Work task
Your answer should be every line of the records that contains the word "journal".

Material to process
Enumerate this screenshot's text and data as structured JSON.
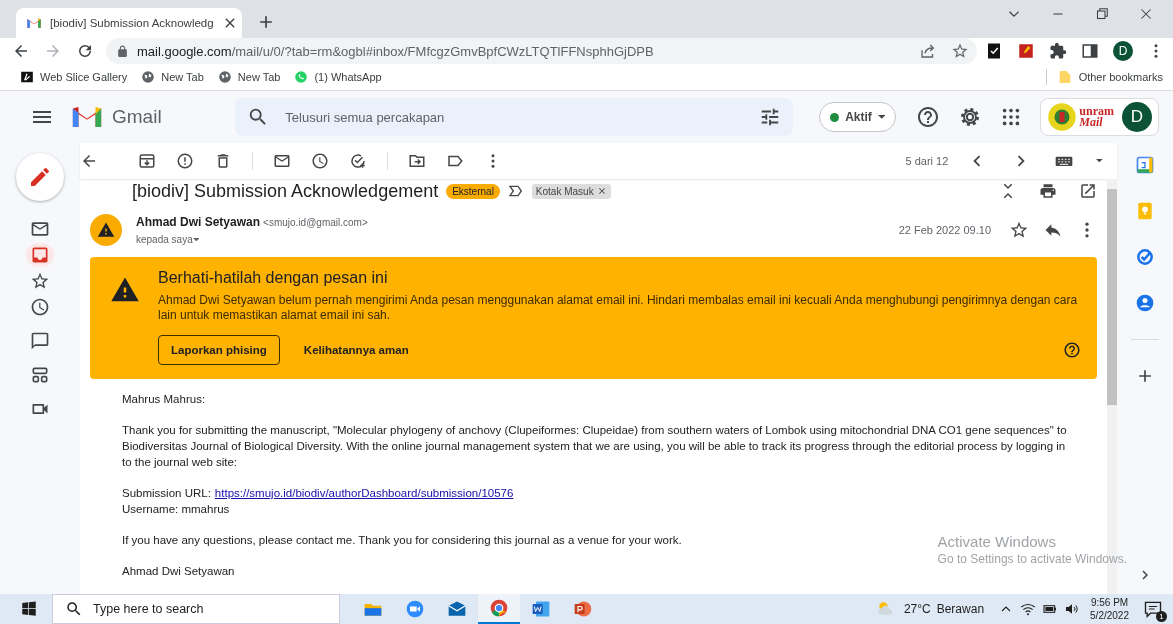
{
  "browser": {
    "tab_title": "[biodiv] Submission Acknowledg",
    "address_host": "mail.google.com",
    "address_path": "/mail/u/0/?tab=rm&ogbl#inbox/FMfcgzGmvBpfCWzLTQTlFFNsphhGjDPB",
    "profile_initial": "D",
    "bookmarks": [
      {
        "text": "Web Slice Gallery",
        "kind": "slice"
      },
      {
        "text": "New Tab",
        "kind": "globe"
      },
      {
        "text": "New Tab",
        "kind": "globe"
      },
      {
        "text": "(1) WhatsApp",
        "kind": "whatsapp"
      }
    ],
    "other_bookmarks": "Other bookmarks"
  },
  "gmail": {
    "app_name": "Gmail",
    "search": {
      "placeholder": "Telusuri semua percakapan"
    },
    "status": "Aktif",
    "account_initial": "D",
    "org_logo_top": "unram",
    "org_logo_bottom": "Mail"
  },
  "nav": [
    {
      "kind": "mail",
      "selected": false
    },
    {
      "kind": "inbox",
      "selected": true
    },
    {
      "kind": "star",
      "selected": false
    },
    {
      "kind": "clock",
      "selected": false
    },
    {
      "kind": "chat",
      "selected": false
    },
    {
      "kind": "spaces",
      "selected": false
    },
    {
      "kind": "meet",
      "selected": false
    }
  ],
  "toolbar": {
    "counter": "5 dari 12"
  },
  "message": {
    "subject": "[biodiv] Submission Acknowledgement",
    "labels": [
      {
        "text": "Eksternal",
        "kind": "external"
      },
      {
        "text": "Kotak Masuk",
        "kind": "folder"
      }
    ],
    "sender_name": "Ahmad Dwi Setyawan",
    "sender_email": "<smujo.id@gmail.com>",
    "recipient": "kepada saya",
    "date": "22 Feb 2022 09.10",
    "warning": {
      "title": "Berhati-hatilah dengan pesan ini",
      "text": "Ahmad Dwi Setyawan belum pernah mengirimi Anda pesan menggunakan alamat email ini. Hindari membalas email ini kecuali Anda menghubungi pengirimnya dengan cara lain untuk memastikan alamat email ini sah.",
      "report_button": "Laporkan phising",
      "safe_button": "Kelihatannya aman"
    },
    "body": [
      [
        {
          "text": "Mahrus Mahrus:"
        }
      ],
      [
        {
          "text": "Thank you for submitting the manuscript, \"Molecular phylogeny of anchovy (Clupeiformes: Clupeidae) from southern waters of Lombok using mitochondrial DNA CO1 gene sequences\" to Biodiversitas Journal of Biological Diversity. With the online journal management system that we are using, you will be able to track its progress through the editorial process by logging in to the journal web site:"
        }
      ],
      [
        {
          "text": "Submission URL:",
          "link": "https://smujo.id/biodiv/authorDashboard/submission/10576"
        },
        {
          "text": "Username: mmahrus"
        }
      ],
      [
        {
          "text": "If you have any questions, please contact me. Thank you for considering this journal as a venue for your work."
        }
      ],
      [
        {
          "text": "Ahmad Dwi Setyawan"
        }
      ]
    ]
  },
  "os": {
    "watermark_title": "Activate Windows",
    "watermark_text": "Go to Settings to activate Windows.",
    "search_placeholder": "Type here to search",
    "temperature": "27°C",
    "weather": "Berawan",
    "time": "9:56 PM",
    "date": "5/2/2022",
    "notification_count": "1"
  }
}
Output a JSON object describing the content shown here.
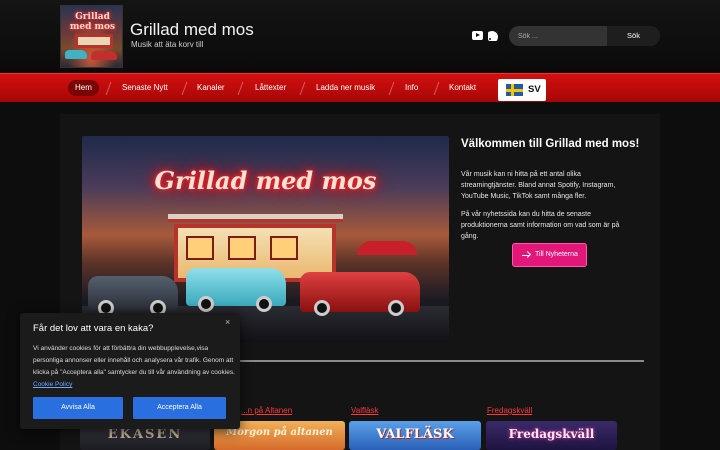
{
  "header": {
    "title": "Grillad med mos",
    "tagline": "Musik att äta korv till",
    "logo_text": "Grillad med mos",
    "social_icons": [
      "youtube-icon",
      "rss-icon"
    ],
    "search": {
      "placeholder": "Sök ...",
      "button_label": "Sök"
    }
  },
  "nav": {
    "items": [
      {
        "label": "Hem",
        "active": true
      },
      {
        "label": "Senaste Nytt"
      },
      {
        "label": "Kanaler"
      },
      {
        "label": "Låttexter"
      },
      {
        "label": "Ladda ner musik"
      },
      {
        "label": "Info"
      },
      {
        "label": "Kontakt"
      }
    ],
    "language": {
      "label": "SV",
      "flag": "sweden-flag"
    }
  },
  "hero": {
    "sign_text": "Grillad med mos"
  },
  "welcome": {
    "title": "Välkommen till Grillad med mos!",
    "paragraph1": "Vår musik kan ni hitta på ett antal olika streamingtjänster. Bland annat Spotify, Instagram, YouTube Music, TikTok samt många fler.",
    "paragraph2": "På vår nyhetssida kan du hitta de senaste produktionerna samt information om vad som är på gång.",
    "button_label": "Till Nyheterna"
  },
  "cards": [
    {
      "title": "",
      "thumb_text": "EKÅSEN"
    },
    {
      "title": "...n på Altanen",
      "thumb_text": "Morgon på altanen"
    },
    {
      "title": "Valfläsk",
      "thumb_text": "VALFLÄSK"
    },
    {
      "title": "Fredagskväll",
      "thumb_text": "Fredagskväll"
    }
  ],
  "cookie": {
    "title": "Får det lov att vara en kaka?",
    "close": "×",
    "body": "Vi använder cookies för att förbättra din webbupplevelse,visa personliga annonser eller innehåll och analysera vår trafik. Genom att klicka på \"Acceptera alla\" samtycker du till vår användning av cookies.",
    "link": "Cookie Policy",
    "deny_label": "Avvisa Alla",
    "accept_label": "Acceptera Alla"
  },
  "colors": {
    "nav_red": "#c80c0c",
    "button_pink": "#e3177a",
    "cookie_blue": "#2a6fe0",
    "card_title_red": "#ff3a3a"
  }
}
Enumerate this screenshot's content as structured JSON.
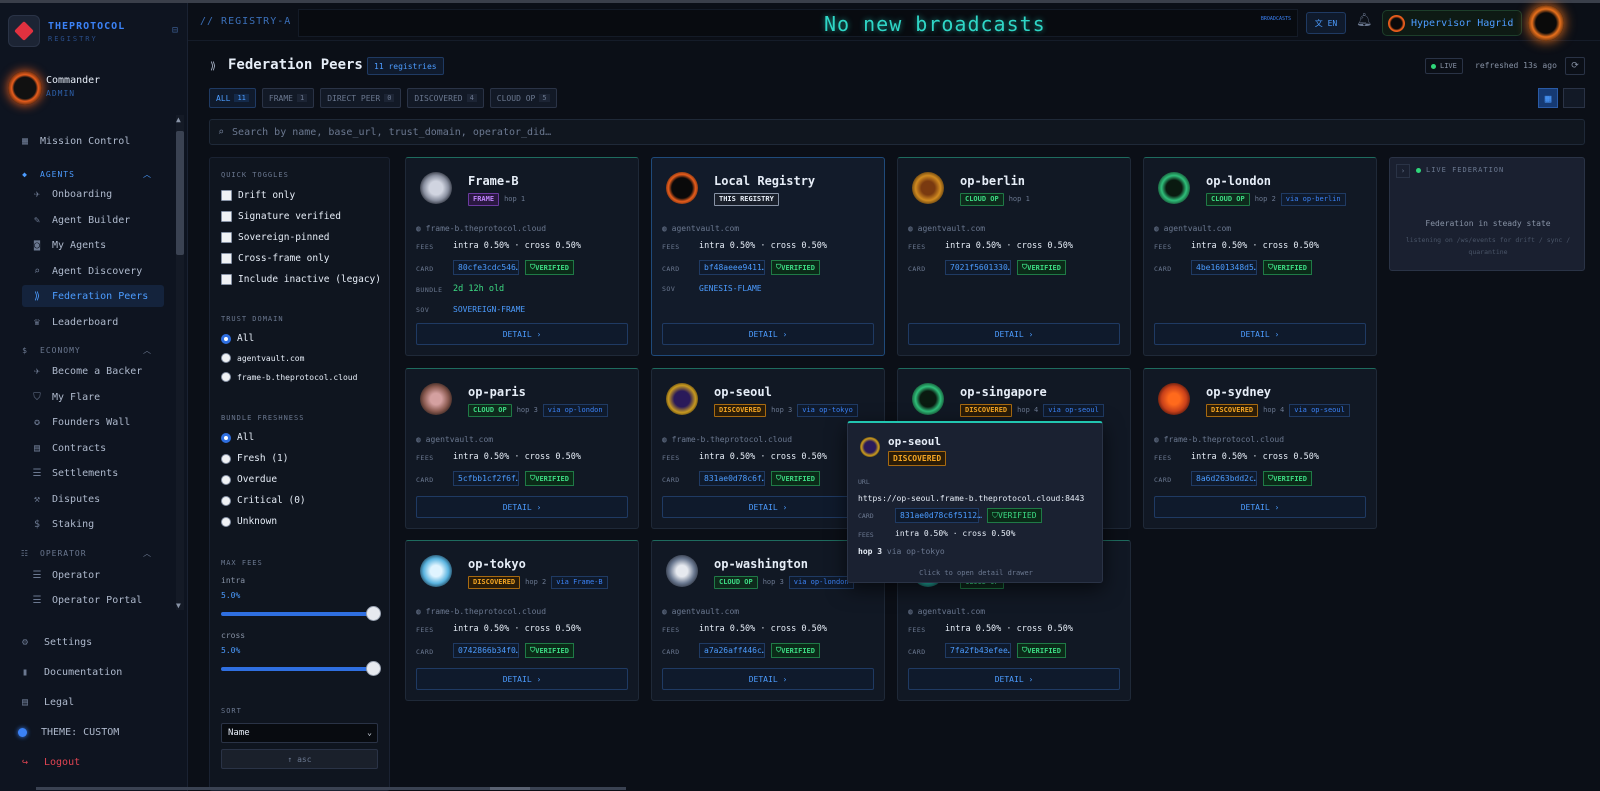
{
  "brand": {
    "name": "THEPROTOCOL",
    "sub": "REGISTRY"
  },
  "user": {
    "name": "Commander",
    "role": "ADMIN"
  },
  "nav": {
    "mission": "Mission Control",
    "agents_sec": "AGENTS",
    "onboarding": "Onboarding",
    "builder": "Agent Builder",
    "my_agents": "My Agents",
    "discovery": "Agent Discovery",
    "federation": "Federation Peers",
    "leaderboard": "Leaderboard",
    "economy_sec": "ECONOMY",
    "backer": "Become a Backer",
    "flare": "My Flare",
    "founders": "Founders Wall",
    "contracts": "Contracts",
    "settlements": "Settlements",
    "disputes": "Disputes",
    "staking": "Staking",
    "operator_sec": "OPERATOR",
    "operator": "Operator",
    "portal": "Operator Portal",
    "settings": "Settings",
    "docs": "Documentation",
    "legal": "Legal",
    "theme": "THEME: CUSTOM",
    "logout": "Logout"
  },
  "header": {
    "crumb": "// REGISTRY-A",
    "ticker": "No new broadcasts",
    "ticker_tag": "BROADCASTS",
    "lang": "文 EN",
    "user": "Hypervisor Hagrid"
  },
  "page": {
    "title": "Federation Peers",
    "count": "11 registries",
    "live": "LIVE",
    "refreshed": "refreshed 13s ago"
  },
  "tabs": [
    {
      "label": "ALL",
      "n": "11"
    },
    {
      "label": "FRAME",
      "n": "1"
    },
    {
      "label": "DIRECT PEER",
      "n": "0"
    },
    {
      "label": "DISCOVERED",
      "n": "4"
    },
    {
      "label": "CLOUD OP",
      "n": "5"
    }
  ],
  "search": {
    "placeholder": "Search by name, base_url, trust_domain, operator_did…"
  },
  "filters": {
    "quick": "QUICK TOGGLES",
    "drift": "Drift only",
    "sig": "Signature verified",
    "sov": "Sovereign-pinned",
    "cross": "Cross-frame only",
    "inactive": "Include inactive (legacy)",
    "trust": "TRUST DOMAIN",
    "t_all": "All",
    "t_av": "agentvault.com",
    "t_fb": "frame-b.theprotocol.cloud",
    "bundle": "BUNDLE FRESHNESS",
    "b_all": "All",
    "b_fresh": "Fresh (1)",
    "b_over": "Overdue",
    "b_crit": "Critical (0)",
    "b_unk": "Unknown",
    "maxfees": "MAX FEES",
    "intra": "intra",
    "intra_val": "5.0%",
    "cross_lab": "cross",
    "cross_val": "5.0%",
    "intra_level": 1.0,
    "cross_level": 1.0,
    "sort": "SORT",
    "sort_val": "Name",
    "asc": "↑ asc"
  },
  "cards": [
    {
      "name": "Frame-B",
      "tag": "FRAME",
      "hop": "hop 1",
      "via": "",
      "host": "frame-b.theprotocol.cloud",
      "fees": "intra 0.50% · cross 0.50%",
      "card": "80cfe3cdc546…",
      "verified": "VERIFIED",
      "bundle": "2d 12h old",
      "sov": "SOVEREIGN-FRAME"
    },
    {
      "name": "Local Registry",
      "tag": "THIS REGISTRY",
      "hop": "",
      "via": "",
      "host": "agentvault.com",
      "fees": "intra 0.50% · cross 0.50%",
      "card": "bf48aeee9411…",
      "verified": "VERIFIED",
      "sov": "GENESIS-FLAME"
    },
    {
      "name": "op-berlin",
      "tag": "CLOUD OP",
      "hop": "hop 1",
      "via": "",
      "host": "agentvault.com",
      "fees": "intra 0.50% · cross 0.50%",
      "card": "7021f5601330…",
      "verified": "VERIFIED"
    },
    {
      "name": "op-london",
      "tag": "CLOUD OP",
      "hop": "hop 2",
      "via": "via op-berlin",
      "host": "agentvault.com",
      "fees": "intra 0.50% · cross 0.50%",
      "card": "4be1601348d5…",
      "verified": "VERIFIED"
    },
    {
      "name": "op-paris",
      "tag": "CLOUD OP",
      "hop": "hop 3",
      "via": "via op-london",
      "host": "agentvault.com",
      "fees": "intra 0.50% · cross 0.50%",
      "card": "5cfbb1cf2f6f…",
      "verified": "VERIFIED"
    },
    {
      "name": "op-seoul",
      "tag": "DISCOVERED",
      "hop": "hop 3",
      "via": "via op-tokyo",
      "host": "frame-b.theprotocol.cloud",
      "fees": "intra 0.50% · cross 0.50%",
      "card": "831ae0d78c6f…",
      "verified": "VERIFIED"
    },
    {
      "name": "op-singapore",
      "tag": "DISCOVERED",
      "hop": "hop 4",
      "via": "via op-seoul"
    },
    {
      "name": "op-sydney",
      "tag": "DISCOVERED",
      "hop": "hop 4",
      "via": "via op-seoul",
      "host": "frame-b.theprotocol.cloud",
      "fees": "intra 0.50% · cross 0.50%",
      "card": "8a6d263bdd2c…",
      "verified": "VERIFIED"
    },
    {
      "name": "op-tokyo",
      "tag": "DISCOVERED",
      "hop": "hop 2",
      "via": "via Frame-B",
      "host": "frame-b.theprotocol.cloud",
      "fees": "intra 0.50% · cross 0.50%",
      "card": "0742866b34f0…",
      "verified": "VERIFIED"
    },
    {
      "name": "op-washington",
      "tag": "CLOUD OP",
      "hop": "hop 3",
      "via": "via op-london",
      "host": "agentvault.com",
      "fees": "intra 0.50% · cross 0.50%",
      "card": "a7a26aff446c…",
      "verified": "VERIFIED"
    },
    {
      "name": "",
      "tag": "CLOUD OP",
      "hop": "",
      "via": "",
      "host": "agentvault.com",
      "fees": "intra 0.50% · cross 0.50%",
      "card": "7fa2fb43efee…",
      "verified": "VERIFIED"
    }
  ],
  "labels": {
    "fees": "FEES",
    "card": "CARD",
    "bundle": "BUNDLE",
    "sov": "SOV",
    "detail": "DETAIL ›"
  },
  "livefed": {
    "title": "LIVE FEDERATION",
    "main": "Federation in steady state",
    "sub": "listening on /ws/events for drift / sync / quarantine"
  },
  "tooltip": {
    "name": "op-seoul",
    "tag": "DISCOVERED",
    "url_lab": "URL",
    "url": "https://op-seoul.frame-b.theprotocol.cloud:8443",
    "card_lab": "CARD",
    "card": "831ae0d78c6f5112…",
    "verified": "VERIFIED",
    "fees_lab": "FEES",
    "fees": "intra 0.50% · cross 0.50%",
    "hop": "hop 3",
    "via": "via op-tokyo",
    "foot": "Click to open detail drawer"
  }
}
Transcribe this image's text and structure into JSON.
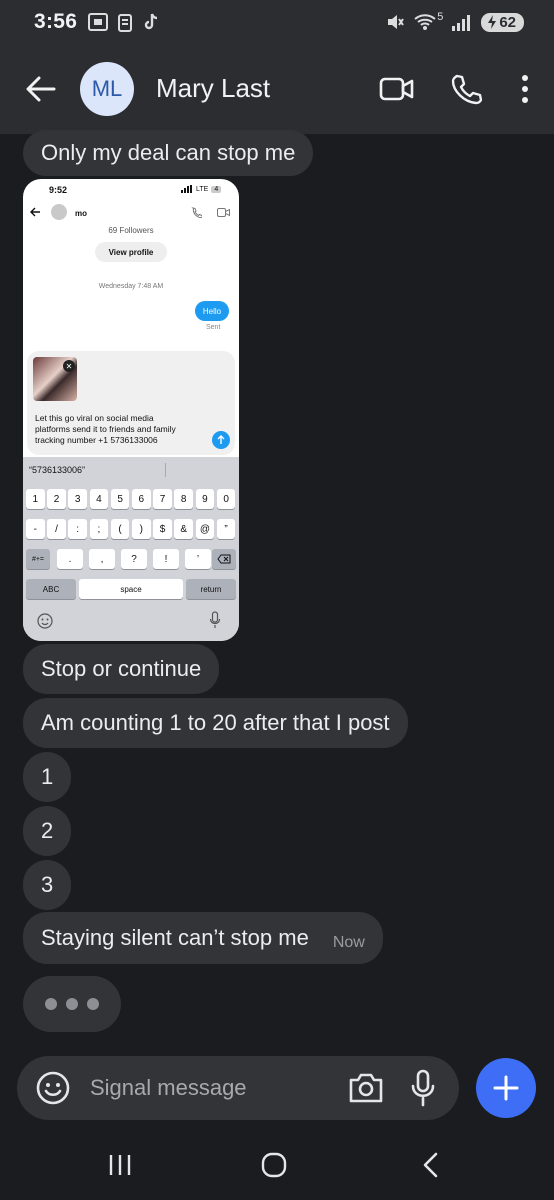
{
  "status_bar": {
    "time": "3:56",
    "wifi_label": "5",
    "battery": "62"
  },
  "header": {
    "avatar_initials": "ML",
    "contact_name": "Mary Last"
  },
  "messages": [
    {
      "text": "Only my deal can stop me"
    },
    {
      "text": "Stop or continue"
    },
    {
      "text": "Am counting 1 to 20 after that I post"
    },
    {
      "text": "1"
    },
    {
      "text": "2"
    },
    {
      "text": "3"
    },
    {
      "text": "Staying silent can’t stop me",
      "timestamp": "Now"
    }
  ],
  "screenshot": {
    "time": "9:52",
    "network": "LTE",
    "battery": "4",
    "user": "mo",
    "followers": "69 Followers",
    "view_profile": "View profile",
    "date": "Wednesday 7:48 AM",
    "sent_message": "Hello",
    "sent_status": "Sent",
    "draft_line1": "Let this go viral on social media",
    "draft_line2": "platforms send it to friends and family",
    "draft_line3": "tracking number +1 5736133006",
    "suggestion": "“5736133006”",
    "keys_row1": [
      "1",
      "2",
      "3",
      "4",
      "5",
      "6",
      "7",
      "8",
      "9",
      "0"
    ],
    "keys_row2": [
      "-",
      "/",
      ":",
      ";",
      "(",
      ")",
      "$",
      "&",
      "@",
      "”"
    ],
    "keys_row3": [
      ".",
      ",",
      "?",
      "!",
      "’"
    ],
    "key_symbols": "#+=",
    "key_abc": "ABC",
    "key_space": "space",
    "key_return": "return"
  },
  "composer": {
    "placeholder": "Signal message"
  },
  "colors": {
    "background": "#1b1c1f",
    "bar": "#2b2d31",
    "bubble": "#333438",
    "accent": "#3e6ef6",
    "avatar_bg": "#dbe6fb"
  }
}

Reply
          "text": "Thank you for submitting the manuscript, \"Molecular phylogeny of anchovy (Clupeiformes: Clupeidae) from southern waters of Lombok using mitochondrial DNA CO1 gene sequences\" to Biodiversitas Journal of Biological Diversity. With the online journal management system that we are using, you will be able to track its progress through the editorial process by logging in to the journal web site:"
          "text": "If you have any questions, please contact me. Thank you for considering this journal as a venue for your work."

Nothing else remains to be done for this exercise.